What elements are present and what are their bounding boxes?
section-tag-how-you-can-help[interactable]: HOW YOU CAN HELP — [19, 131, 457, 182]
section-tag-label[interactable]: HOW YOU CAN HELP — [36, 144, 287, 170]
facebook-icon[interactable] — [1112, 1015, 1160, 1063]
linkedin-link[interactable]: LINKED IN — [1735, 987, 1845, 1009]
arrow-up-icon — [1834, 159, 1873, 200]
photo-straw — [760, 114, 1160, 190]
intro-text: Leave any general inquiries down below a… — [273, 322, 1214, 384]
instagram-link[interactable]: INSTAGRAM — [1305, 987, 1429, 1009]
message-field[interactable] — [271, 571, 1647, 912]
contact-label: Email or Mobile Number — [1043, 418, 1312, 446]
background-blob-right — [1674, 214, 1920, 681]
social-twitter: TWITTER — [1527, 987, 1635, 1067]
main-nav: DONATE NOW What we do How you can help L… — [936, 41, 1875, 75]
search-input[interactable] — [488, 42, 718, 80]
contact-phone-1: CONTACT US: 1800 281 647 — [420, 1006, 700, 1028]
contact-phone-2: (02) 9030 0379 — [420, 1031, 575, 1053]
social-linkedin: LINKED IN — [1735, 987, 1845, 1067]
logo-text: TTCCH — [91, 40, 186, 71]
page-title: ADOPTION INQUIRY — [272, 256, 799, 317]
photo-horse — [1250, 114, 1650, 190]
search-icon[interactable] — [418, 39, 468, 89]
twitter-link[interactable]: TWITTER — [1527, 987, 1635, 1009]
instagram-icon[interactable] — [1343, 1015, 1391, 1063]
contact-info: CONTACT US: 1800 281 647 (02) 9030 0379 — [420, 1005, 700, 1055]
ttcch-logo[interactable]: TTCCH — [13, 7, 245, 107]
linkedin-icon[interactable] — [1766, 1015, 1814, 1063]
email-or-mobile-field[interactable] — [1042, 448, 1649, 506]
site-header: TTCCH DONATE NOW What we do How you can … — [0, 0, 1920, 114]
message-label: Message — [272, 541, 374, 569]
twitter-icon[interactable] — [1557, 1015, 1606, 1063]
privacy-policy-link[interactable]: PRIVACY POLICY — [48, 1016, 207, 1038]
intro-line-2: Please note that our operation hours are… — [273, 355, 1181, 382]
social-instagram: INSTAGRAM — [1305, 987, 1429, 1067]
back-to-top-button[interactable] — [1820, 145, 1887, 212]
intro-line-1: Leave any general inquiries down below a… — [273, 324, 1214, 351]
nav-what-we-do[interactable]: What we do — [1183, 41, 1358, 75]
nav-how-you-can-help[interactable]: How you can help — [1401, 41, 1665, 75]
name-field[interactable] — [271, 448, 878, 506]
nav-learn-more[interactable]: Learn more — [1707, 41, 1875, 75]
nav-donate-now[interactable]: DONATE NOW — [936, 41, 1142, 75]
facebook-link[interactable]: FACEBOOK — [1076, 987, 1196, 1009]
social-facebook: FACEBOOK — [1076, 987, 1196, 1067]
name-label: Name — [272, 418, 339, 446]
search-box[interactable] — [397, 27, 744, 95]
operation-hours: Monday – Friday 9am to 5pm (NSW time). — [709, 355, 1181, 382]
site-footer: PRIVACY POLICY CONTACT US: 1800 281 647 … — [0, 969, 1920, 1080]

▶ [Objective]
Render the listing above as a numbered list, leaving out any blank lines.

▶ [Written answer]
1. What elements are present and what are their bounding boxes?
2. section-tag-how-you-can-help[interactable]: HOW YOU CAN HELP — [19, 131, 457, 182]
3. section-tag-label[interactable]: HOW YOU CAN HELP — [36, 144, 287, 170]
4. facebook-icon[interactable] — [1112, 1015, 1160, 1063]
5. linkedin-link[interactable]: LINKED IN — [1735, 987, 1845, 1009]
6. arrow-up-icon — [1834, 159, 1873, 200]
7. photo-straw — [760, 114, 1160, 190]
8. intro-text: Leave any general inquiries down below a… — [273, 322, 1214, 384]
9. instagram-link[interactable]: INSTAGRAM — [1305, 987, 1429, 1009]
10. message-field[interactable] — [271, 571, 1647, 912]
11. contact-label: Email or Mobile Number — [1043, 418, 1312, 446]
12. background-blob-right — [1674, 214, 1920, 681]
13. social-twitter: TWITTER — [1527, 987, 1635, 1067]
14. main-nav: DONATE NOW What we do How you can help L… — [936, 41, 1875, 75]
15. search-input[interactable] — [488, 42, 718, 80]
16. contact-phone-1: CONTACT US: 1800 281 647 — [420, 1006, 700, 1028]
17. contact-phone-2: (02) 9030 0379 — [420, 1031, 575, 1053]
18. social-linkedin: LINKED IN — [1735, 987, 1845, 1067]
19. logo-text: TTCCH — [91, 40, 186, 71]
20. page-title: ADOPTION INQUIRY — [272, 256, 799, 317]
21. photo-horse — [1250, 114, 1650, 190]
22. search-icon[interactable] — [418, 39, 468, 89]
23. twitter-link[interactable]: TWITTER — [1527, 987, 1635, 1009]
24. instagram-icon[interactable] — [1343, 1015, 1391, 1063]
25. contact-info: CONTACT US: 1800 281 647 (02) 9030 0379 — [420, 1005, 700, 1055]
26. ttcch-logo[interactable]: TTCCH — [13, 7, 245, 107]
27. linkedin-icon[interactable] — [1766, 1015, 1814, 1063]
28. email-or-mobile-field[interactable] — [1042, 448, 1649, 506]
29. site-header: TTCCH DONATE NOW What we do How you can … — [0, 0, 1920, 114]
30. message-label: Message — [272, 541, 374, 569]
31. twitter-icon[interactable] — [1557, 1015, 1606, 1063]
32. privacy-policy-link[interactable]: PRIVACY POLICY — [48, 1016, 207, 1038]
33. intro-line-2: Please note that our operation hours are… — [273, 355, 1181, 382]
34. social-instagram: INSTAGRAM — [1305, 987, 1429, 1067]
35. back-to-top-button[interactable] — [1820, 145, 1887, 212]
36. intro-line-1: Leave any general inquiries down below a… — [273, 324, 1214, 351]
37. nav-what-we-do[interactable]: What we do — [1183, 41, 1358, 75]
38. nav-how-you-can-help[interactable]: How you can help — [1401, 41, 1665, 75]
39. name-field[interactable] — [271, 448, 878, 506]
40. nav-learn-more[interactable]: Learn more — [1707, 41, 1875, 75]
41. nav-donate-now[interactable]: DONATE NOW — [936, 41, 1142, 75]
42. facebook-link[interactable]: FACEBOOK — [1076, 987, 1196, 1009]
43. social-facebook: FACEBOOK — [1076, 987, 1196, 1067]
44. name-label: Name — [272, 418, 339, 446]
45. search-box[interactable] — [397, 27, 744, 95]
46. operation-hours: Monday – Friday 9am to 5pm (NSW time). — [709, 355, 1181, 382]
47. site-footer: PRIVACY POLICY CONTACT US: 1800 281 647 … — [0, 969, 1920, 1080]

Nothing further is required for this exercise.